- Entries:
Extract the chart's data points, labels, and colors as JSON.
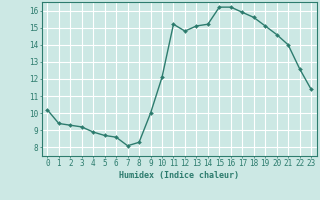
{
  "x": [
    0,
    1,
    2,
    3,
    4,
    5,
    6,
    7,
    8,
    9,
    10,
    11,
    12,
    13,
    14,
    15,
    16,
    17,
    18,
    19,
    20,
    21,
    22,
    23
  ],
  "y": [
    10.2,
    9.4,
    9.3,
    9.2,
    8.9,
    8.7,
    8.6,
    8.1,
    8.3,
    10.0,
    12.1,
    15.2,
    14.8,
    15.1,
    15.2,
    16.2,
    16.2,
    15.9,
    15.6,
    15.1,
    14.6,
    14.0,
    12.6,
    11.4
  ],
  "xlabel": "Humidex (Indice chaleur)",
  "xlim": [
    -0.5,
    23.5
  ],
  "ylim": [
    7.5,
    16.5
  ],
  "yticks": [
    8,
    9,
    10,
    11,
    12,
    13,
    14,
    15,
    16
  ],
  "xticks": [
    0,
    1,
    2,
    3,
    4,
    5,
    6,
    7,
    8,
    9,
    10,
    11,
    12,
    13,
    14,
    15,
    16,
    17,
    18,
    19,
    20,
    21,
    22,
    23
  ],
  "line_color": "#2d7c6e",
  "marker_color": "#2d7c6e",
  "bg_color": "#cce8e4",
  "grid_major_color": "#ffffff",
  "grid_minor_color": "#e8b8b8",
  "axis_color": "#2d7c6e",
  "xlabel_fontsize": 6.0,
  "tick_fontsize": 5.5,
  "linewidth": 1.0,
  "markersize": 2.0
}
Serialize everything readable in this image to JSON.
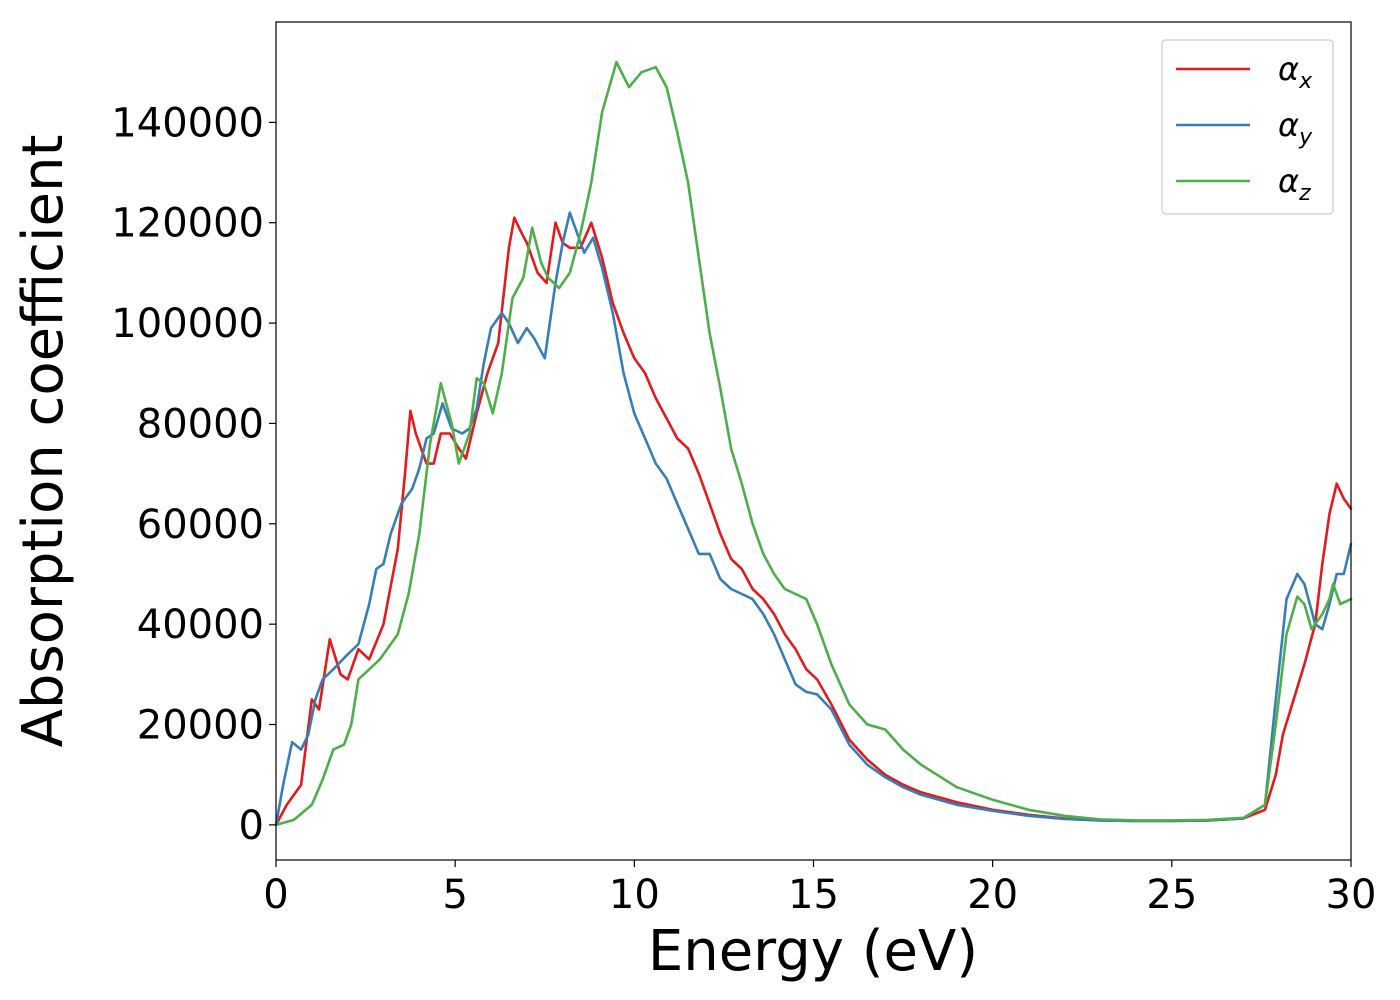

- Set task: Send back the data above word for word, with the pictures left out.

- Completed exercise:
Extract the chart's data points, labels, and colors as JSON.
{
  "x": [
    0,
    1,
    2,
    3,
    4,
    5,
    6,
    7,
    8,
    9,
    10,
    11,
    12,
    13,
    14,
    15,
    16,
    17,
    18,
    19,
    20,
    21,
    22,
    23
  ],
  "y": [
    10.2,
    9.4,
    9.3,
    9.2,
    8.9,
    8.7,
    8.6,
    8.1,
    8.3,
    10.0,
    12.1,
    15.2,
    14.8,
    15.1,
    15.2,
    16.2,
    16.2,
    15.9,
    15.6,
    15.1,
    14.6,
    14.0,
    12.6,
    11.4
  ],
  "xlabel": "Humidex (Indice chaleur)",
  "xlim": [
    -0.5,
    23.5
  ],
  "ylim": [
    7.5,
    16.5
  ],
  "yticks": [
    8,
    9,
    10,
    11,
    12,
    13,
    14,
    15,
    16
  ],
  "xticks": [
    0,
    1,
    2,
    3,
    4,
    5,
    6,
    7,
    8,
    9,
    10,
    11,
    12,
    13,
    14,
    15,
    16,
    17,
    18,
    19,
    20,
    21,
    22,
    23
  ],
  "line_color": "#2d7c6e",
  "marker_color": "#2d7c6e",
  "bg_color": "#cce8e4",
  "grid_major_color": "#ffffff",
  "grid_minor_color": "#e8b8b8",
  "axis_color": "#2d7c6e",
  "xlabel_fontsize": 6.0,
  "tick_fontsize": 5.5,
  "linewidth": 1.0,
  "markersize": 2.0
}
Serialize everything readable in this image to JSON.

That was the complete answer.